**TASK BRIEF**
Word for word, repeat the entries, minus the pictures.

⁂

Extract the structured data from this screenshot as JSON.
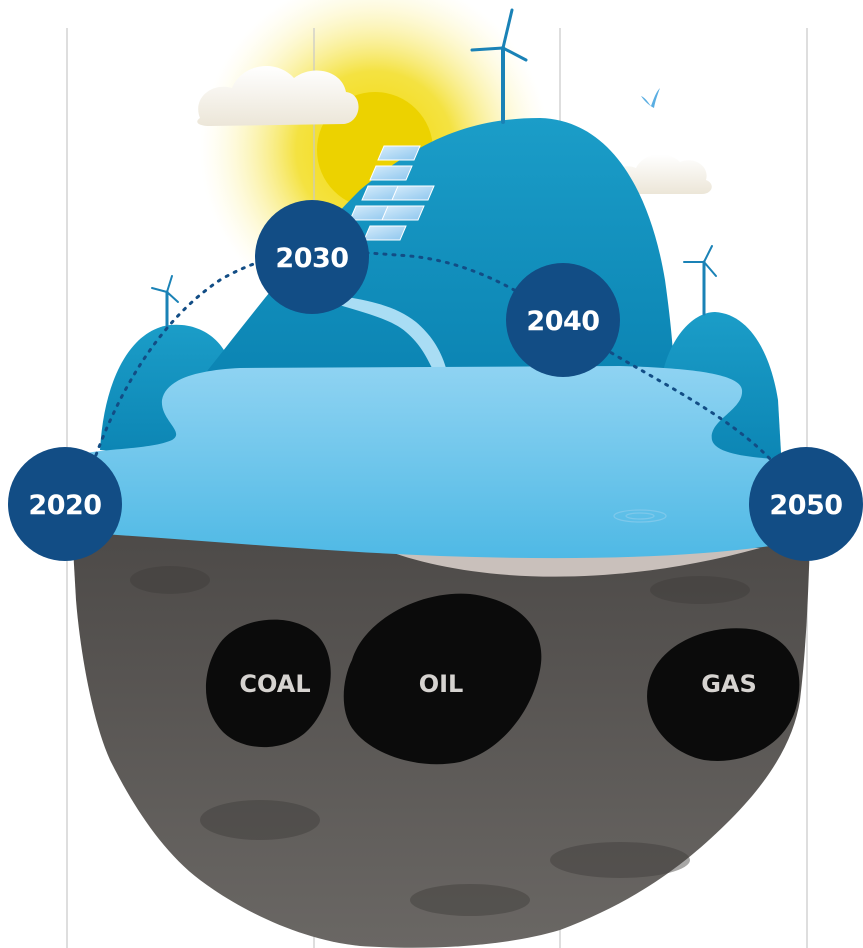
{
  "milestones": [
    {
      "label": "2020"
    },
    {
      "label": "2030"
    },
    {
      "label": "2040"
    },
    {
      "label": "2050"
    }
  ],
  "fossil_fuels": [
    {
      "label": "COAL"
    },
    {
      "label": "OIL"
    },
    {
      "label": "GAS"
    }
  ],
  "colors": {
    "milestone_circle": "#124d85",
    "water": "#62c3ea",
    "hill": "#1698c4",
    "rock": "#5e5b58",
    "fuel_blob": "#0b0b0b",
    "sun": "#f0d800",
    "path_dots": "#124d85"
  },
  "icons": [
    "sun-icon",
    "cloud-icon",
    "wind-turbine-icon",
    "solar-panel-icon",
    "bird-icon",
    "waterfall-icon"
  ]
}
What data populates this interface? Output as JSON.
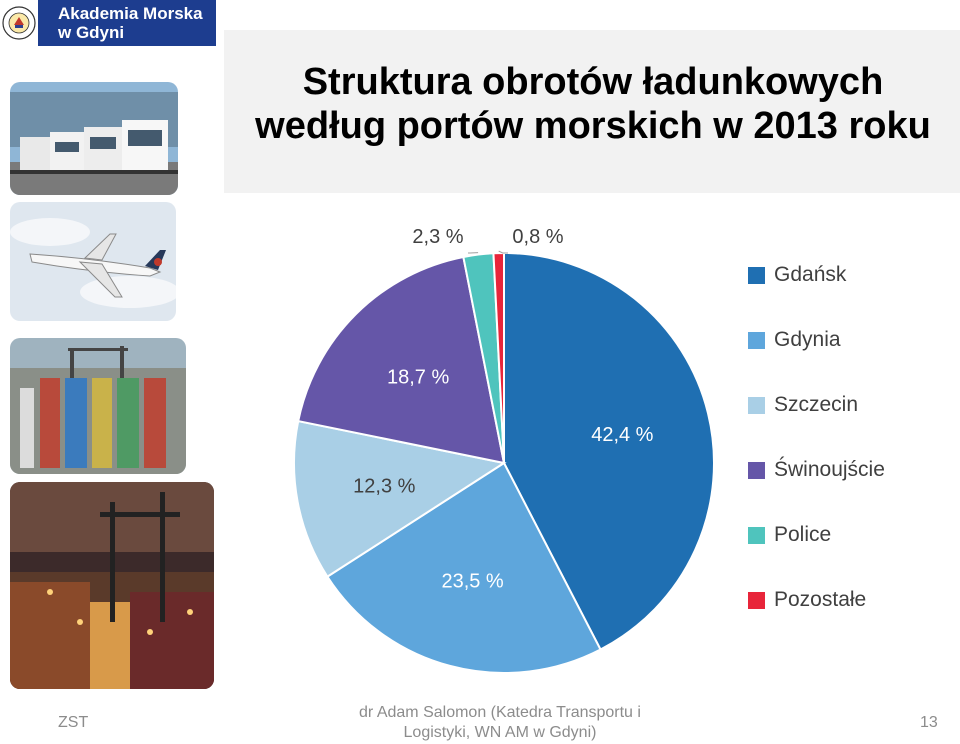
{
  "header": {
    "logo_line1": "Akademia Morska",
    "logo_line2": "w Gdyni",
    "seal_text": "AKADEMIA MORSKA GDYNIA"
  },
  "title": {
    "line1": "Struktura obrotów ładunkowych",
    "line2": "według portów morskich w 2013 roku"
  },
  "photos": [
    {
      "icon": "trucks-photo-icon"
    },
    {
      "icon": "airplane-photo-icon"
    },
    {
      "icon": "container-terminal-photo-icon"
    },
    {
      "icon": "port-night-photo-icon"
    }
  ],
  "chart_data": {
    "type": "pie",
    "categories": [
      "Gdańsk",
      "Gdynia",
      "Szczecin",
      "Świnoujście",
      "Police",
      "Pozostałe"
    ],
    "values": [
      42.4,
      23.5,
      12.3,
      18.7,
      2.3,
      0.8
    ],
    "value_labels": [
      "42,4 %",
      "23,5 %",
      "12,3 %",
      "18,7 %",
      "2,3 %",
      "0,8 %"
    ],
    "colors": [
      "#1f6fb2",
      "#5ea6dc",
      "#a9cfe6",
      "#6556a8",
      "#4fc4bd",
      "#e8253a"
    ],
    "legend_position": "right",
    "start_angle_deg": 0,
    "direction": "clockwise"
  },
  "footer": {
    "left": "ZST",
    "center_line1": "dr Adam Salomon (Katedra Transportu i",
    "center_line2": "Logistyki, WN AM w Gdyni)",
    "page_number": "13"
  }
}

⁂

**SOLUTION TO THE PROBLEM**
Extract the structured data from this screenshot as JSON.
{
  "milestones": [
    {
      "label": "2020"
    },
    {
      "label": "2030"
    },
    {
      "label": "2040"
    },
    {
      "label": "2050"
    }
  ],
  "fossil_fuels": [
    {
      "label": "COAL"
    },
    {
      "label": "OIL"
    },
    {
      "label": "GAS"
    }
  ],
  "colors": {
    "milestone_circle": "#124d85",
    "water": "#62c3ea",
    "hill": "#1698c4",
    "rock": "#5e5b58",
    "fuel_blob": "#0b0b0b",
    "sun": "#f0d800",
    "path_dots": "#124d85"
  },
  "icons": [
    "sun-icon",
    "cloud-icon",
    "wind-turbine-icon",
    "solar-panel-icon",
    "bird-icon",
    "waterfall-icon"
  ]
}
What data populates this interface? Output as JSON.
{
  "header": {
    "logo_line1": "Akademia Morska",
    "logo_line2": "w Gdyni",
    "seal_text": "AKADEMIA MORSKA GDYNIA"
  },
  "title": {
    "line1": "Struktura obrotów ładunkowych",
    "line2": "według portów morskich w 2013 roku"
  },
  "photos": [
    {
      "icon": "trucks-photo-icon"
    },
    {
      "icon": "airplane-photo-icon"
    },
    {
      "icon": "container-terminal-photo-icon"
    },
    {
      "icon": "port-night-photo-icon"
    }
  ],
  "chart_data": {
    "type": "pie",
    "categories": [
      "Gdańsk",
      "Gdynia",
      "Szczecin",
      "Świnoujście",
      "Police",
      "Pozostałe"
    ],
    "values": [
      42.4,
      23.5,
      12.3,
      18.7,
      2.3,
      0.8
    ],
    "value_labels": [
      "42,4 %",
      "23,5 %",
      "12,3 %",
      "18,7 %",
      "2,3 %",
      "0,8 %"
    ],
    "colors": [
      "#1f6fb2",
      "#5ea6dc",
      "#a9cfe6",
      "#6556a8",
      "#4fc4bd",
      "#e8253a"
    ],
    "legend_position": "right",
    "start_angle_deg": 0,
    "direction": "clockwise"
  },
  "footer": {
    "left": "ZST",
    "center_line1": "dr Adam Salomon (Katedra Transportu i",
    "center_line2": "Logistyki, WN AM w Gdyni)",
    "page_number": "13"
  }
}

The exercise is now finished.